• WRITTEN TASK: Isolate every line in the records below with "times" in it.
::: DATA RECORDS
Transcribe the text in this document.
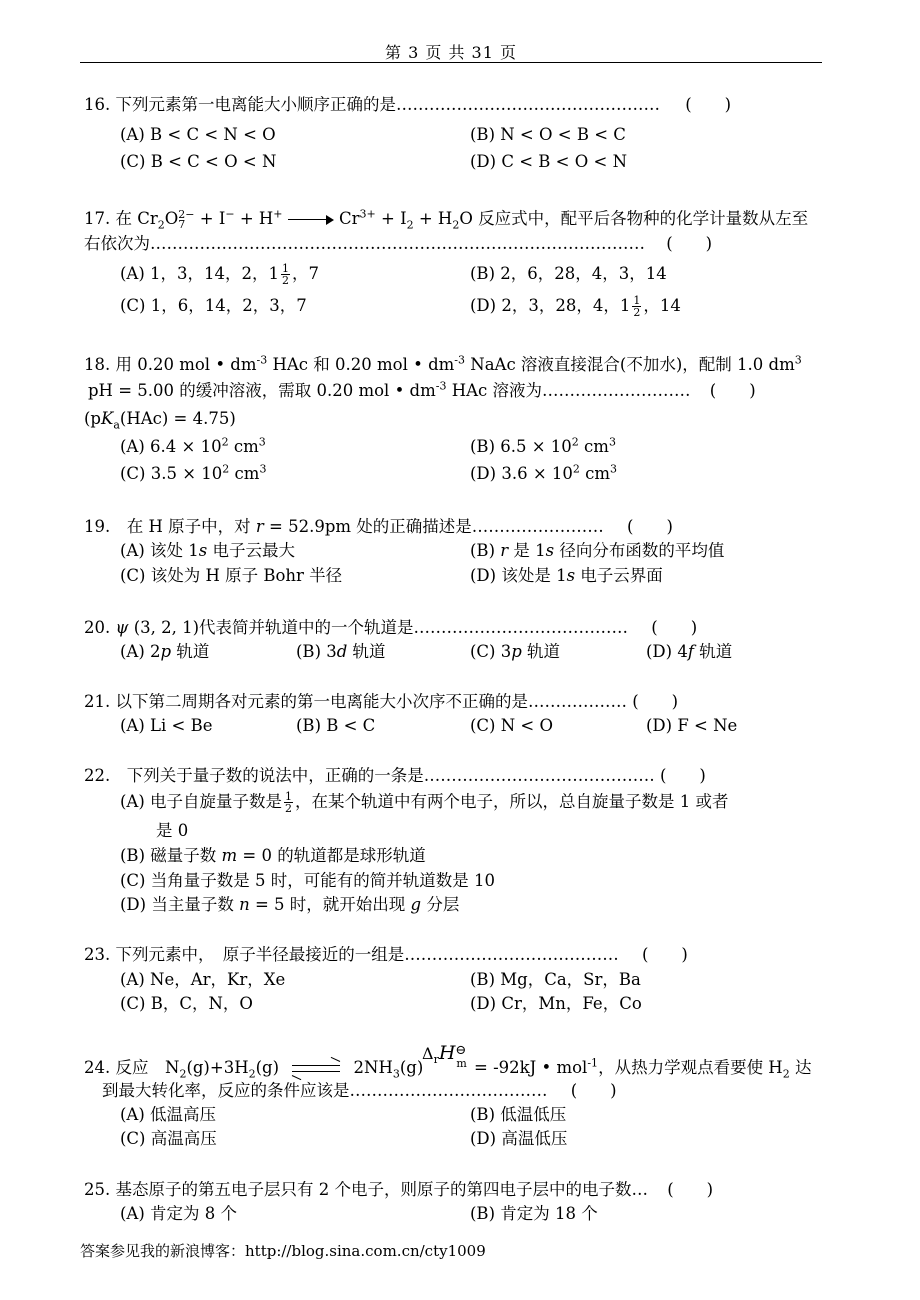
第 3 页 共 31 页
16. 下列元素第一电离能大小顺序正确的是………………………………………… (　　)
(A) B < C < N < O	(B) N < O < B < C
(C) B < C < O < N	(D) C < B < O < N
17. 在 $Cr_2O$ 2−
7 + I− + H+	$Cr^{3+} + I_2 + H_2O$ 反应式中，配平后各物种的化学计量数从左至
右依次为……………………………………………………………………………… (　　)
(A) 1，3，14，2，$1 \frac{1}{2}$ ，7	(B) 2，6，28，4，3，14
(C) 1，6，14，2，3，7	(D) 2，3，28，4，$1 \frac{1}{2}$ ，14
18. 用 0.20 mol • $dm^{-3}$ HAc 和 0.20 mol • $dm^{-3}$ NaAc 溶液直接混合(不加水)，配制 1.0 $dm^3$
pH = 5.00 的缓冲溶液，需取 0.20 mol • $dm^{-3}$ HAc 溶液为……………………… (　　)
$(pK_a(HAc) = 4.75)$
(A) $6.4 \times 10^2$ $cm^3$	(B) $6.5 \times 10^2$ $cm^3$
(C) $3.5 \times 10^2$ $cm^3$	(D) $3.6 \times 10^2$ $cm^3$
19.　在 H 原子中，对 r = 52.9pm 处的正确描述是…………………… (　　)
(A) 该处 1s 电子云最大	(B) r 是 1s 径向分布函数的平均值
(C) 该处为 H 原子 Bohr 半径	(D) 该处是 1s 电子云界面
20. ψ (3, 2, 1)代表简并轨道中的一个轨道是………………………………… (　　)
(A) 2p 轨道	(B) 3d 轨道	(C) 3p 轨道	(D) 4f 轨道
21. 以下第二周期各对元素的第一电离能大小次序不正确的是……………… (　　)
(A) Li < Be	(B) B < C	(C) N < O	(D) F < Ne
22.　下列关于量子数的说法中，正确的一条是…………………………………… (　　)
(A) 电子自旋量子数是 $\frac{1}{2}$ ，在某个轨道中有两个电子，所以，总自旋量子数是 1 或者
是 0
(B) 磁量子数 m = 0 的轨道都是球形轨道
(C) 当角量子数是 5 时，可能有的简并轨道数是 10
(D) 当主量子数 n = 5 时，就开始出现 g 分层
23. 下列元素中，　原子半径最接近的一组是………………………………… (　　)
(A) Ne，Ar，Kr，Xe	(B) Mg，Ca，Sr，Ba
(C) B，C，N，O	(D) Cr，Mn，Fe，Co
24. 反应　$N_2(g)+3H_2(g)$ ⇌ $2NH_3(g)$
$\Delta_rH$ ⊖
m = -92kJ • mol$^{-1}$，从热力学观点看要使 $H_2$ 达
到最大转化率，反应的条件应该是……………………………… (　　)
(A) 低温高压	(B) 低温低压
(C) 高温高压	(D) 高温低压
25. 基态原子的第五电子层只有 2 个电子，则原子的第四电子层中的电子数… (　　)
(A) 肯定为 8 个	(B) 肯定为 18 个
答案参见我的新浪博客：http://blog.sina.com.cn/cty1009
::::::
::: DATA RECORDS
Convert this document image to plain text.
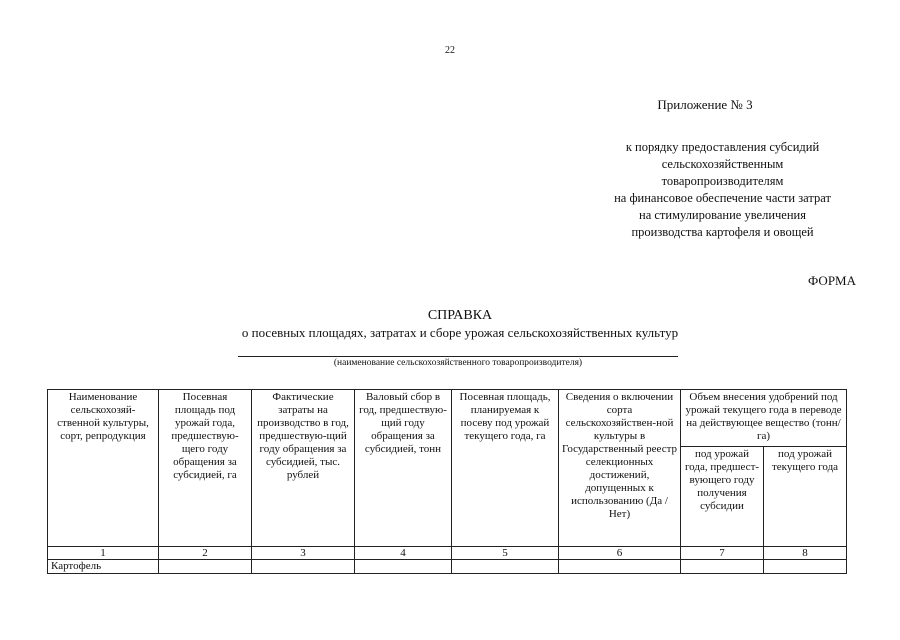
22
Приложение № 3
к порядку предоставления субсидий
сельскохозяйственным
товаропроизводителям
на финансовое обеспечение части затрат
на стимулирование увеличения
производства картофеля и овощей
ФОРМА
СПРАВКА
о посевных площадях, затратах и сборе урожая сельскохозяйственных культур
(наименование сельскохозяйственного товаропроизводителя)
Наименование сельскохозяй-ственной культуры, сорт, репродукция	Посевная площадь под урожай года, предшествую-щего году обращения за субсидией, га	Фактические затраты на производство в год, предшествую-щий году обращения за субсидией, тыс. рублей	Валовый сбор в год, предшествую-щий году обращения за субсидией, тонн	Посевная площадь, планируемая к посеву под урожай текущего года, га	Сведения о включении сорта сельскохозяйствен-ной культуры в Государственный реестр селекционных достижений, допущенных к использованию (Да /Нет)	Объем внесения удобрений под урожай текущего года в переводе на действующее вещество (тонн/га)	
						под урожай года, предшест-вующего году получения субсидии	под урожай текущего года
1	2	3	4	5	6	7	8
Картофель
::::::
::: DATA RECORDS
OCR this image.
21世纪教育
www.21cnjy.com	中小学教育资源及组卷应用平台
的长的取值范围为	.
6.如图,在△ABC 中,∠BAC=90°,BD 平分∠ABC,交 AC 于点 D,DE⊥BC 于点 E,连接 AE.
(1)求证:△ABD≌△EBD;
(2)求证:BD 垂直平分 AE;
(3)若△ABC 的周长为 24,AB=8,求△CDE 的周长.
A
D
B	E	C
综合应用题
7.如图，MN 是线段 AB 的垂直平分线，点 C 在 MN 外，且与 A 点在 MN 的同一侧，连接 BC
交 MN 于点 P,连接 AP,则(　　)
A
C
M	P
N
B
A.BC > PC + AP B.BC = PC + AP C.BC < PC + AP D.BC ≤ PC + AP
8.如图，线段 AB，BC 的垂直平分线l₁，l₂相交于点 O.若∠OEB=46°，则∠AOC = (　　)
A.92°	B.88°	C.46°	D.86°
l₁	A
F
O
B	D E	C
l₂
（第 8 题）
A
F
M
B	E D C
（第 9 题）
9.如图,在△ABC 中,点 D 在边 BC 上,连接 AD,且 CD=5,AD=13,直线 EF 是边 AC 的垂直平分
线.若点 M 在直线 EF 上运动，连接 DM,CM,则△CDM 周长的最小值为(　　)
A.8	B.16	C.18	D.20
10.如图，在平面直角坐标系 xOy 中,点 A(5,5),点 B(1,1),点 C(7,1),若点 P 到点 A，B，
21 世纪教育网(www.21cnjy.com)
::::::
• COMPLETE RESPONSE:
(A) $6.4 \times 10^2$ $cm^3$	(B) $6.5 \times 10^2$ $cm^3$
(C) $3.5 \times 10^2$ $cm^3$	(D) $3.6 \times 10^2$ $cm^3$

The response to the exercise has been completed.